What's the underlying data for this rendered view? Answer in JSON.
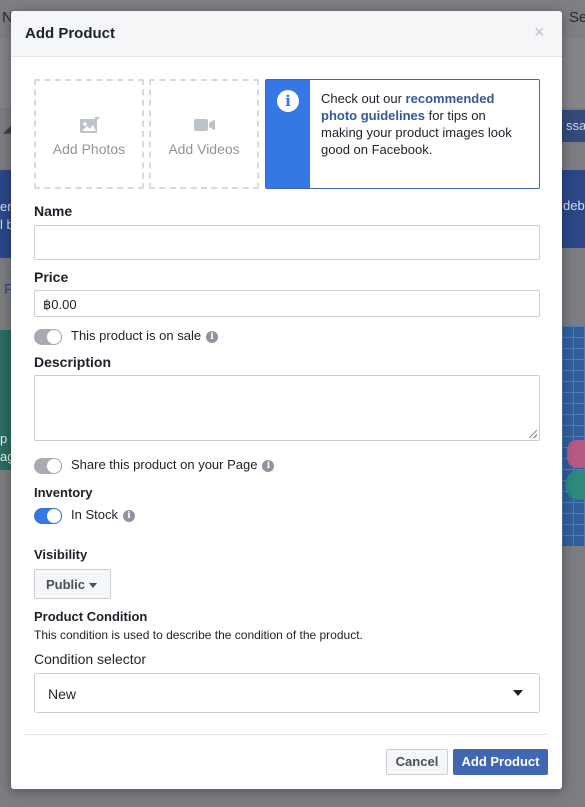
{
  "background": {
    "top_left_text": "N",
    "top_right_text": "Se",
    "message_button": "ssag",
    "left_banner_text": "er\nl b",
    "right_banner_text": "debi",
    "left_link_letter": "F",
    "left_promo_text": "p\nag"
  },
  "modal": {
    "title": "Add Product",
    "close_label": "×",
    "media": {
      "photos_label": "Add Photos",
      "videos_label": "Add Videos"
    },
    "tip": {
      "prefix": "Check out our ",
      "link_text": "recommended photo guidelines",
      "suffix": " for tips on making your product images look good on Facebook."
    },
    "name": {
      "label": "Name",
      "value": ""
    },
    "price": {
      "label": "Price",
      "value": "฿0.00"
    },
    "sale_toggle": {
      "label": "This product is on sale",
      "on": false
    },
    "description": {
      "label": "Description",
      "value": ""
    },
    "share_toggle": {
      "label": "Share this product on your Page",
      "on": false
    },
    "inventory": {
      "label": "Inventory",
      "in_stock_label": "In Stock",
      "in_stock_on": true
    },
    "visibility": {
      "label": "Visibility",
      "selected": "Public"
    },
    "condition": {
      "title": "Product Condition",
      "description": "This condition is used to describe the condition of the product.",
      "selector_label": "Condition selector",
      "selected": "New"
    },
    "buttons": {
      "cancel": "Cancel",
      "submit": "Add Product"
    }
  },
  "colors": {
    "primary": "#4267b2",
    "info_blue": "#3578e5",
    "link": "#365899",
    "text": "#1d2129",
    "muted": "#90949c"
  }
}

Work to complete:
Write out the full set of lines verbatim, without the pictures.

Expected answer:
What's the underlying data for this rendered view? Answer in JSON.
{
  "background": {
    "top_left_text": "N",
    "top_right_text": "Se",
    "message_button": "ssag",
    "left_banner_text": "er\nl b",
    "right_banner_text": "debi",
    "left_link_letter": "F",
    "left_promo_text": "p\nag"
  },
  "modal": {
    "title": "Add Product",
    "close_label": "×",
    "media": {
      "photos_label": "Add Photos",
      "videos_label": "Add Videos"
    },
    "tip": {
      "prefix": "Check out our ",
      "link_text": "recommended photo guidelines",
      "suffix": " for tips on making your product images look good on Facebook."
    },
    "name": {
      "label": "Name",
      "value": ""
    },
    "price": {
      "label": "Price",
      "value": "฿0.00"
    },
    "sale_toggle": {
      "label": "This product is on sale",
      "on": false
    },
    "description": {
      "label": "Description",
      "value": ""
    },
    "share_toggle": {
      "label": "Share this product on your Page",
      "on": false
    },
    "inventory": {
      "label": "Inventory",
      "in_stock_label": "In Stock",
      "in_stock_on": true
    },
    "visibility": {
      "label": "Visibility",
      "selected": "Public"
    },
    "condition": {
      "title": "Product Condition",
      "description": "This condition is used to describe the condition of the product.",
      "selector_label": "Condition selector",
      "selected": "New"
    },
    "buttons": {
      "cancel": "Cancel",
      "submit": "Add Product"
    }
  },
  "colors": {
    "primary": "#4267b2",
    "info_blue": "#3578e5",
    "link": "#365899",
    "text": "#1d2129",
    "muted": "#90949c"
  }
}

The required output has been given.